WHAT YOU NEED TO DO: Look through the records and report how many lines include the word "Antonie", with no other words.

TASK DATA:
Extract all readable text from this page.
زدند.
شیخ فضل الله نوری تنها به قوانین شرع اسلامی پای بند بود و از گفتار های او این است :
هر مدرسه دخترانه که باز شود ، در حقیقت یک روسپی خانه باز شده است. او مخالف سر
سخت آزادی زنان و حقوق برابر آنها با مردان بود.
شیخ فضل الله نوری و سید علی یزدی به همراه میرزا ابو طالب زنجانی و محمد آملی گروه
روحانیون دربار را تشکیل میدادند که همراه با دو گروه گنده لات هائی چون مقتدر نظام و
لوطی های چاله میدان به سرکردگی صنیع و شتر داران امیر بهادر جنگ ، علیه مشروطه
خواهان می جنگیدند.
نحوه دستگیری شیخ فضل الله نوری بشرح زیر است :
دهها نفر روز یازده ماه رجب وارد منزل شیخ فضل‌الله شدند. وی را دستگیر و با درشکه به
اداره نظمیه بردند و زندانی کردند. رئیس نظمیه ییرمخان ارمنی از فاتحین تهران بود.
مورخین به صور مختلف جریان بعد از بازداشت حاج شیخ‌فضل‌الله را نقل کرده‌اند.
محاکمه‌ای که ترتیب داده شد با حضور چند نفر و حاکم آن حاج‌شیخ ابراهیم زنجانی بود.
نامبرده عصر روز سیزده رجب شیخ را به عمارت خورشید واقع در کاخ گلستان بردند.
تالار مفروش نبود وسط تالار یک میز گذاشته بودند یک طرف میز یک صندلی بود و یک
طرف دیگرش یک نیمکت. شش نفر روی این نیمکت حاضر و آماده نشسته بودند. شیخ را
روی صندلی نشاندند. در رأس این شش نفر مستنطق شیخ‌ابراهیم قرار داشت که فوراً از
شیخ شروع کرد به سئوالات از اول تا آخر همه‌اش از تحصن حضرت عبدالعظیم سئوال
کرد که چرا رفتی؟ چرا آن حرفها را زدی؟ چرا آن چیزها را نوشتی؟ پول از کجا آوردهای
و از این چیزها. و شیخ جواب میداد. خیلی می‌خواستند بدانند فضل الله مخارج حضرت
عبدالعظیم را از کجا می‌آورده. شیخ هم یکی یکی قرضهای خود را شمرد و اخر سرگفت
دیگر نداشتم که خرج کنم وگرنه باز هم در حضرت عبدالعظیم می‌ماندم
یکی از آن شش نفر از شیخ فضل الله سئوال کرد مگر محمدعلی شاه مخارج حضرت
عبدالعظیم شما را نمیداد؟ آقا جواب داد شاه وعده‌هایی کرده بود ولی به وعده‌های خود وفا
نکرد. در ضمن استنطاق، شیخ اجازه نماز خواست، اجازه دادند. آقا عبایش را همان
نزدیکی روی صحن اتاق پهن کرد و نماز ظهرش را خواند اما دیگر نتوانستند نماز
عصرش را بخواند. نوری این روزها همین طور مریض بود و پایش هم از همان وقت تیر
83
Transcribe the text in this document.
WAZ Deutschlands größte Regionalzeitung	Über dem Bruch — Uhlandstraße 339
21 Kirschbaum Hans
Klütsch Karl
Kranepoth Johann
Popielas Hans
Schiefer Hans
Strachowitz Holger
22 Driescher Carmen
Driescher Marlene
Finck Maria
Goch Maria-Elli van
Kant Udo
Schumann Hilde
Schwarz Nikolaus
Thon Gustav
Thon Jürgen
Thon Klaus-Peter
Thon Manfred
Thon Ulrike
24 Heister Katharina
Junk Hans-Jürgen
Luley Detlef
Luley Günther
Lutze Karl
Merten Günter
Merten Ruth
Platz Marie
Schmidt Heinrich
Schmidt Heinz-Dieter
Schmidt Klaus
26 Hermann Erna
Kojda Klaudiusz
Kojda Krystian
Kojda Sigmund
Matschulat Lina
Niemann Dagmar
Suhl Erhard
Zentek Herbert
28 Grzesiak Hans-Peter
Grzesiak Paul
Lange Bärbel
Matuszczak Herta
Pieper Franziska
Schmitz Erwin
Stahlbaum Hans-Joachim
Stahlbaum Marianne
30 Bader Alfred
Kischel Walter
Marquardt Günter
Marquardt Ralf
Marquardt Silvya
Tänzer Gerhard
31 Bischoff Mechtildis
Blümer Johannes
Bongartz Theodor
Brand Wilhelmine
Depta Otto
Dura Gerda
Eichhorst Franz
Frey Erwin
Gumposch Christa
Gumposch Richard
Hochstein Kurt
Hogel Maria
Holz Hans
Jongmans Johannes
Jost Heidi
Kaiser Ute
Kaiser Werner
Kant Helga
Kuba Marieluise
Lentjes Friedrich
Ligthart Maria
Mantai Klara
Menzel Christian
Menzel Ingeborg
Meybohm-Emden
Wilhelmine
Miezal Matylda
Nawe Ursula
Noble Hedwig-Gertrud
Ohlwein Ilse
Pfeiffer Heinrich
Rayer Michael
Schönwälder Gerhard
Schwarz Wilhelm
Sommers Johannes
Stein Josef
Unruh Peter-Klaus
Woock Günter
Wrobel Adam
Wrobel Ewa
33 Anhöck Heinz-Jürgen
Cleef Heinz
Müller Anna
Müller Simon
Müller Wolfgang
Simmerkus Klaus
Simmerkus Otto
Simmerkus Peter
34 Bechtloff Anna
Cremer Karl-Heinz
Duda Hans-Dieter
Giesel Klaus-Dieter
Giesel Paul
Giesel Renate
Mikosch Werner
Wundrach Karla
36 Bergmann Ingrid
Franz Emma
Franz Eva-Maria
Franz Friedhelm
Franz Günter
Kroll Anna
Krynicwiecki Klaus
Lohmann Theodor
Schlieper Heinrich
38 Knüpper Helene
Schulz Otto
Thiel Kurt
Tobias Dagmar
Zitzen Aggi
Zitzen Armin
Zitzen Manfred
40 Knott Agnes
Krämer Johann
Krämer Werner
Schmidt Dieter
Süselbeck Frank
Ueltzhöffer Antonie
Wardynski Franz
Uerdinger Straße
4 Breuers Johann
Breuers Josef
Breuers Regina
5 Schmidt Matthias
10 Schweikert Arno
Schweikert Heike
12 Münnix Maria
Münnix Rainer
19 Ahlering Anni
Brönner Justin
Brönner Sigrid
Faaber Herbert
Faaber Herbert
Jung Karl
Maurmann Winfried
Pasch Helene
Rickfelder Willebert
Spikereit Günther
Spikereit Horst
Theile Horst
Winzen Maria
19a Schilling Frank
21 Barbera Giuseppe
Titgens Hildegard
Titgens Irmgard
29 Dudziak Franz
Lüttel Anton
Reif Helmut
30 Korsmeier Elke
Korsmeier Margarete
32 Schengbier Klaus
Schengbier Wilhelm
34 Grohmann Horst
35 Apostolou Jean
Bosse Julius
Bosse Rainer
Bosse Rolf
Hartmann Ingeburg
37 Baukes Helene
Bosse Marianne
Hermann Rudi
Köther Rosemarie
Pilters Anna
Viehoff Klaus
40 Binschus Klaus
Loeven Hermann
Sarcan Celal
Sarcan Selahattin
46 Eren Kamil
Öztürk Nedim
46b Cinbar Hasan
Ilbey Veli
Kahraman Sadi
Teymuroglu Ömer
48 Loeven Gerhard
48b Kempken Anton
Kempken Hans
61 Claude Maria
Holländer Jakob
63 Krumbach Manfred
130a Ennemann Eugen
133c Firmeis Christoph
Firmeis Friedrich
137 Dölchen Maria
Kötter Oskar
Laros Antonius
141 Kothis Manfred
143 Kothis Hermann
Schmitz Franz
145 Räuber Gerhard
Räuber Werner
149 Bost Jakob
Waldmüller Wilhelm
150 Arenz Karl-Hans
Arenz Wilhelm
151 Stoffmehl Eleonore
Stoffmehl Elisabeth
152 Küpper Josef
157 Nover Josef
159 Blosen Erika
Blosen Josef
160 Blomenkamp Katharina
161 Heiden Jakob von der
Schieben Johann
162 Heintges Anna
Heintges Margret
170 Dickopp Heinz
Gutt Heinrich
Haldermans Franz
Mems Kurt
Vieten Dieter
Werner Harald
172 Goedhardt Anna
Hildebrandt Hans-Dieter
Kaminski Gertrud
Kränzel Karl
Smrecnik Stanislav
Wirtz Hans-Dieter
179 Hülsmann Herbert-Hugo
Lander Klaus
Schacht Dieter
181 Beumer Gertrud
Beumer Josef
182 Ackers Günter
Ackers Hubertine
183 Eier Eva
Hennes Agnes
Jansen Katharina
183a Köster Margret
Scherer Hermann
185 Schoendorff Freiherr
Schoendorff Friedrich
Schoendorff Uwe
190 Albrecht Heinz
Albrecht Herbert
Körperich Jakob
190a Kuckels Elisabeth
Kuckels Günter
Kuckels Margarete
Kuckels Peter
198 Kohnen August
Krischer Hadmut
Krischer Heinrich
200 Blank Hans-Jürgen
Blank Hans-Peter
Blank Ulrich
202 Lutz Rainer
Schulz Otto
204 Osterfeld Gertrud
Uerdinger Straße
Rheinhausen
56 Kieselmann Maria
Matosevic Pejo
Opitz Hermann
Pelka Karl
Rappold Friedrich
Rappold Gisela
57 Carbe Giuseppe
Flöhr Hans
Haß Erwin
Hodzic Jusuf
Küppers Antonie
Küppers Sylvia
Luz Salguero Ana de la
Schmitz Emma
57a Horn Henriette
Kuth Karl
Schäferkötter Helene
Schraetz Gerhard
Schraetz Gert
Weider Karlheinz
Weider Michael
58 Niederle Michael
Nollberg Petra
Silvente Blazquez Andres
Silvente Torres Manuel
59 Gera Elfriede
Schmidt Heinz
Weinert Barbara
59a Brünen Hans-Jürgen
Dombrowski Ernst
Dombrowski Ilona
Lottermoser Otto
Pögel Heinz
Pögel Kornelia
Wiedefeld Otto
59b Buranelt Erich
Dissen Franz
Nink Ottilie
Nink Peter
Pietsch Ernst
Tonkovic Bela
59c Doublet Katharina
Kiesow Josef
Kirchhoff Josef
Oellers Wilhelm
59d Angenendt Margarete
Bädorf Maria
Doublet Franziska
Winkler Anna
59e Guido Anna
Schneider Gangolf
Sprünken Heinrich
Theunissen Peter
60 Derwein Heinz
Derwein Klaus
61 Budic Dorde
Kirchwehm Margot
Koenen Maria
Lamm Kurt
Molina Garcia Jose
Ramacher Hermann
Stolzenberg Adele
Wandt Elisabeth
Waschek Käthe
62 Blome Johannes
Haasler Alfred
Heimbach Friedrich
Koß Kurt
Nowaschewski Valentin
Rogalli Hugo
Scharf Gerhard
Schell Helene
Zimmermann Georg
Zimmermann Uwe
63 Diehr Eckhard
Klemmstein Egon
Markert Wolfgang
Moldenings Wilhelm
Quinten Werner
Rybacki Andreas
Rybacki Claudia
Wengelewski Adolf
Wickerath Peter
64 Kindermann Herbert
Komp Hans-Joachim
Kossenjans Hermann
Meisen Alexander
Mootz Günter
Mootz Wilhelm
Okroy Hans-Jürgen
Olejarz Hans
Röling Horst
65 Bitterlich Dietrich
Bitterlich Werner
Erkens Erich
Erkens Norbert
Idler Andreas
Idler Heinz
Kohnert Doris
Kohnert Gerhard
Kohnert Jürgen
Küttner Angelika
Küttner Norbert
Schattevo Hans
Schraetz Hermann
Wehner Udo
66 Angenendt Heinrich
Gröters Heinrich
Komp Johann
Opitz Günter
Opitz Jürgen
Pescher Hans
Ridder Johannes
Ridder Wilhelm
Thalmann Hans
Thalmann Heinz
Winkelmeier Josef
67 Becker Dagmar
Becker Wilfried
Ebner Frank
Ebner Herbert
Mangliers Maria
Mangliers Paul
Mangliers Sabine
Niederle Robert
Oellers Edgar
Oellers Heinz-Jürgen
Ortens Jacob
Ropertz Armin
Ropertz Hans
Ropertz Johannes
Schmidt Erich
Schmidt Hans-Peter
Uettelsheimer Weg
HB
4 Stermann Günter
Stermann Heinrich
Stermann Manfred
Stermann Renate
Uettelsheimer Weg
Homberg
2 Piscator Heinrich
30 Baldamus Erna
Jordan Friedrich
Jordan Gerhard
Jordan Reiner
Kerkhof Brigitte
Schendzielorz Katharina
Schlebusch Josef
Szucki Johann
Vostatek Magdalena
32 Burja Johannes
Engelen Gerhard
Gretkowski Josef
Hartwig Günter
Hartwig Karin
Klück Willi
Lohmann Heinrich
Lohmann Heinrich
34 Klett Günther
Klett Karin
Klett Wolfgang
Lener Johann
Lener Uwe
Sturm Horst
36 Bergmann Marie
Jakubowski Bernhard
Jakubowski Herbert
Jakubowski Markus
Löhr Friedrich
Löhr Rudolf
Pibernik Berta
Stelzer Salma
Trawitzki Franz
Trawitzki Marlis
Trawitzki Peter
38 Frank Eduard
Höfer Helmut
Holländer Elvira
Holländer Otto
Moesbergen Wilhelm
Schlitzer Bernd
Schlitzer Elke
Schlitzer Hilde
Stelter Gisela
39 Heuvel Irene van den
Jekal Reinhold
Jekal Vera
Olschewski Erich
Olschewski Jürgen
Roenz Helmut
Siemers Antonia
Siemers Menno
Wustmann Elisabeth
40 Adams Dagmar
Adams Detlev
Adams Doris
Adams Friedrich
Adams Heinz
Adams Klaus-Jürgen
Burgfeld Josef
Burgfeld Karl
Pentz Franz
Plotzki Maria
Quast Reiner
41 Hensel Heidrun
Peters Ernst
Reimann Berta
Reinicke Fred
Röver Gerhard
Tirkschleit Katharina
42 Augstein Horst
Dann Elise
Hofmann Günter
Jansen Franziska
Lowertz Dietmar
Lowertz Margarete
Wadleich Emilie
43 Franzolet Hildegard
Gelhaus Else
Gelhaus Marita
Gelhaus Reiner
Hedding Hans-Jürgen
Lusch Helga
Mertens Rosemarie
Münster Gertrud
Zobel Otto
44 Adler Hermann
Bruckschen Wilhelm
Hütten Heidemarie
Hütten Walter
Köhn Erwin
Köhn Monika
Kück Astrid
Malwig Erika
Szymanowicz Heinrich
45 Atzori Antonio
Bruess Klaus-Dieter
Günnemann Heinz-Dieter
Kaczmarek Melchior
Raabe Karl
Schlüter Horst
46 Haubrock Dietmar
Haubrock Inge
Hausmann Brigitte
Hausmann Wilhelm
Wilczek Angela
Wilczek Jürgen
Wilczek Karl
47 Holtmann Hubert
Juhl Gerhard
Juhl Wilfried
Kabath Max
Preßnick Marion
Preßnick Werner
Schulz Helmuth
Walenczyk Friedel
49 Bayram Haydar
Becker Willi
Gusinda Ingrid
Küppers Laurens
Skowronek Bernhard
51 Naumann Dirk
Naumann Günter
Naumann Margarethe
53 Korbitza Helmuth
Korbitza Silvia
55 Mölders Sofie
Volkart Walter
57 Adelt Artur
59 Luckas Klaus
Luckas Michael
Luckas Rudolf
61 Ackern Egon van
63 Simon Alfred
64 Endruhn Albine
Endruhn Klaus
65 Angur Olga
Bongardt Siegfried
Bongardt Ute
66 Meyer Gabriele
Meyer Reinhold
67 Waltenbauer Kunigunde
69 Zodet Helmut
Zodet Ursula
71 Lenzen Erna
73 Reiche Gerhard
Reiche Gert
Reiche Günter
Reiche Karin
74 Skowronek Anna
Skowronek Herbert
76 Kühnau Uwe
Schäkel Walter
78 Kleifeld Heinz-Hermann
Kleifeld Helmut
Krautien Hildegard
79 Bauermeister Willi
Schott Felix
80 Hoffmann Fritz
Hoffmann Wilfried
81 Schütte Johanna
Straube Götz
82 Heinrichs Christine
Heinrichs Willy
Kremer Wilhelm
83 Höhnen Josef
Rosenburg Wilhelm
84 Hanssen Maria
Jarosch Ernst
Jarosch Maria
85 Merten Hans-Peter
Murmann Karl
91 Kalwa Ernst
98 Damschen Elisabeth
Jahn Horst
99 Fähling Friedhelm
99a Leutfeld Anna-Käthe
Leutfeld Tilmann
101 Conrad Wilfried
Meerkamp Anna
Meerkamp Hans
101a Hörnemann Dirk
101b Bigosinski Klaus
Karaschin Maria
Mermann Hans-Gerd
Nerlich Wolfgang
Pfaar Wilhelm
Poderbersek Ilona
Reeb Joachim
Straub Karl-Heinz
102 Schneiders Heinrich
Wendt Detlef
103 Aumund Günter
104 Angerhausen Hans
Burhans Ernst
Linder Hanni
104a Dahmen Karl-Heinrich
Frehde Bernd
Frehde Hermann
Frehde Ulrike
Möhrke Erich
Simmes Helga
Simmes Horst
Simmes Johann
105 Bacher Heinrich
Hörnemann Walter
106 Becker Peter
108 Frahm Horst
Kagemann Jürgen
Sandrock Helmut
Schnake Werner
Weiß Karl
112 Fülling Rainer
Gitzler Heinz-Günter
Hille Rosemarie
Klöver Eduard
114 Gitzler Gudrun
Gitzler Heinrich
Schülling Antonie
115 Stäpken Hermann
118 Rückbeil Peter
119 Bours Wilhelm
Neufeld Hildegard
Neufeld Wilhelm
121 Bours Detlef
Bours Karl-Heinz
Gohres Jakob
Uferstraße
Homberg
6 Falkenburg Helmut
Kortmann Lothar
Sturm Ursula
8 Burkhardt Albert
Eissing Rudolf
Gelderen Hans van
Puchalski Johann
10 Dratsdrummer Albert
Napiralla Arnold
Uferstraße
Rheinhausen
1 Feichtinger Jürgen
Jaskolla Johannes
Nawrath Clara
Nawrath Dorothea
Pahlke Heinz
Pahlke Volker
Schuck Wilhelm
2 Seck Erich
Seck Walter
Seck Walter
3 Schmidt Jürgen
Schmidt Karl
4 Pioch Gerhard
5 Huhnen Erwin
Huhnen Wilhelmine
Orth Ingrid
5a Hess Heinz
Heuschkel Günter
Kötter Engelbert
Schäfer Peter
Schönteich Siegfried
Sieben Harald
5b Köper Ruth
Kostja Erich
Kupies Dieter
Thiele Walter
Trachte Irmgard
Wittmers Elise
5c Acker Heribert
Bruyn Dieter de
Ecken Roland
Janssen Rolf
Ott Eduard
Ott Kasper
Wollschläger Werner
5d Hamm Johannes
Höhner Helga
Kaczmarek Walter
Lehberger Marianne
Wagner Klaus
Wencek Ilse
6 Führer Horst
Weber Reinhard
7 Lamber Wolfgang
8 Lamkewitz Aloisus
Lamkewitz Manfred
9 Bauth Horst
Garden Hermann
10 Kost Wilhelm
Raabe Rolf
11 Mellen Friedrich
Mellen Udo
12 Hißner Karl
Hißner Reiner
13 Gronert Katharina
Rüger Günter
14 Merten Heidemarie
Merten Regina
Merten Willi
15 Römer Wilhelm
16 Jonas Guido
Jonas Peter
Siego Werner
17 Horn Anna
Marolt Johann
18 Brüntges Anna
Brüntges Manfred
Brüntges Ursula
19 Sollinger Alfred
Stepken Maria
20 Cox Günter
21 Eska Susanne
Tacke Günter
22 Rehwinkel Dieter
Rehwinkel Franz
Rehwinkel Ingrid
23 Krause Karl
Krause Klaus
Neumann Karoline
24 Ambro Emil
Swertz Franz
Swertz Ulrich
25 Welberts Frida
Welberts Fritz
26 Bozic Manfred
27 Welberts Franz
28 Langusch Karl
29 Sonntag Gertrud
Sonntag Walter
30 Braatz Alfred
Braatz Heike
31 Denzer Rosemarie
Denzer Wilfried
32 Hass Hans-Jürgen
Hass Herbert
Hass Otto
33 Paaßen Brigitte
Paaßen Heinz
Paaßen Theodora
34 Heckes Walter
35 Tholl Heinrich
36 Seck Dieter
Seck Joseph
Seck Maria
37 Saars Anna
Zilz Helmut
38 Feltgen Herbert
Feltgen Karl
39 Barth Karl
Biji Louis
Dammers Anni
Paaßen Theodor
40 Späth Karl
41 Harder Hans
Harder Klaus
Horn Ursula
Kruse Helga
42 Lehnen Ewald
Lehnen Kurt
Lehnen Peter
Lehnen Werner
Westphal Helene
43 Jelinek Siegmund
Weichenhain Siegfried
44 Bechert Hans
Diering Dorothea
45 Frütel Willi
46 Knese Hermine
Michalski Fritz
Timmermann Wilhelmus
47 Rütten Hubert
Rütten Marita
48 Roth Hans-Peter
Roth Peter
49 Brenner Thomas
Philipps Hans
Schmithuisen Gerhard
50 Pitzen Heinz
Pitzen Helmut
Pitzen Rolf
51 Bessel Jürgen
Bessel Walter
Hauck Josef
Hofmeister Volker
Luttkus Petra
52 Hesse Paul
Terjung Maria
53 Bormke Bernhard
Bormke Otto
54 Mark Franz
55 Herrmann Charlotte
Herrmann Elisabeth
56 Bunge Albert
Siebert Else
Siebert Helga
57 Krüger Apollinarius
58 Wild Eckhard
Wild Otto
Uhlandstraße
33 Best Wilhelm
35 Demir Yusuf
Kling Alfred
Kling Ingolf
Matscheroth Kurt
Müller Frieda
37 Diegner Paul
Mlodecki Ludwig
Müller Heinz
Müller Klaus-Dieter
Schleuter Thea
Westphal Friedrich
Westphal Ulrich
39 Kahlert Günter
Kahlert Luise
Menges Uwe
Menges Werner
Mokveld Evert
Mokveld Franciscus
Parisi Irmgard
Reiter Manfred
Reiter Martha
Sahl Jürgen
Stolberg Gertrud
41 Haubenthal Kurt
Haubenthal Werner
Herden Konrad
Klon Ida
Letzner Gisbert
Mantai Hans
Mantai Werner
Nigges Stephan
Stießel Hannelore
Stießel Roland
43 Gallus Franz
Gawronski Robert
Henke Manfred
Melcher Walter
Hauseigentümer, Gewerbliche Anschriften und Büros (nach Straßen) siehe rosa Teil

SOLUTION FOR THIS TASK: 3